> **Work instructions**: From the entries below, report how many lines contain the string "槽液的管理". Give only that number.

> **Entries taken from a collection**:
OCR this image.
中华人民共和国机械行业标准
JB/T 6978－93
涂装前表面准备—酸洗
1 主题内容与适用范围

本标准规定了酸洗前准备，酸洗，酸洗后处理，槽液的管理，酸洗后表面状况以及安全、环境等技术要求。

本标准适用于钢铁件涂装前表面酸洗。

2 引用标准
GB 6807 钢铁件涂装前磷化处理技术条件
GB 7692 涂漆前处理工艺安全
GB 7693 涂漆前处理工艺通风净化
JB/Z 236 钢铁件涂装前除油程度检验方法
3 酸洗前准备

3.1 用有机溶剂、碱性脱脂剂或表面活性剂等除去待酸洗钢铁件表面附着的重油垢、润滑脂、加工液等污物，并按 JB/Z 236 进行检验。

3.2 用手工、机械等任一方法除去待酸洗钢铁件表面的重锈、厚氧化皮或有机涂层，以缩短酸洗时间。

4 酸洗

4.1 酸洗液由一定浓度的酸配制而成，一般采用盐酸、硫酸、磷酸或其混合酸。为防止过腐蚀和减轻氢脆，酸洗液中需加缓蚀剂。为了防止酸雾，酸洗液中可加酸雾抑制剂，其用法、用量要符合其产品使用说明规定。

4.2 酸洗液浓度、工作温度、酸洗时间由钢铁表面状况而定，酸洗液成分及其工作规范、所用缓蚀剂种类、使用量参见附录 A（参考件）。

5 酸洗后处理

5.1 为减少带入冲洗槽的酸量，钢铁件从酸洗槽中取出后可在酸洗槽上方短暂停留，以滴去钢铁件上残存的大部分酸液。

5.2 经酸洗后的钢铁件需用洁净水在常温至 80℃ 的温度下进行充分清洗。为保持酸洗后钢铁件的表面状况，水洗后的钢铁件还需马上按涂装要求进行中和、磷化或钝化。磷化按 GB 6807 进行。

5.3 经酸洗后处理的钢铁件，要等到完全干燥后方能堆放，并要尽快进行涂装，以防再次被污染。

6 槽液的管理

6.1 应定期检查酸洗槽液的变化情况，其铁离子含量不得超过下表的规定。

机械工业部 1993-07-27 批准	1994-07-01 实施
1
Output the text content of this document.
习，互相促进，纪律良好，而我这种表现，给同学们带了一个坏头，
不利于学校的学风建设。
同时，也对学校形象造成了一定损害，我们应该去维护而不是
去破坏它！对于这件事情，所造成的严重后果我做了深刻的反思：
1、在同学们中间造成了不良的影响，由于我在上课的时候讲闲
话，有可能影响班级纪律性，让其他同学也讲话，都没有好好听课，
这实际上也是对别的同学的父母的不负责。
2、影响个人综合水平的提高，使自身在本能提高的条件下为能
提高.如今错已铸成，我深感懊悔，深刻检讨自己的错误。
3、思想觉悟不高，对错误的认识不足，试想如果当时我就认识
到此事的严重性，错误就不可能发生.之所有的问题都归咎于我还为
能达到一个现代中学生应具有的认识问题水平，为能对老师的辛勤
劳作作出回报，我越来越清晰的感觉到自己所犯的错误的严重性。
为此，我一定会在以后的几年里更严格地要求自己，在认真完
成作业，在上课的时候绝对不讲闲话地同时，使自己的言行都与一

> **Solution for this task**: 2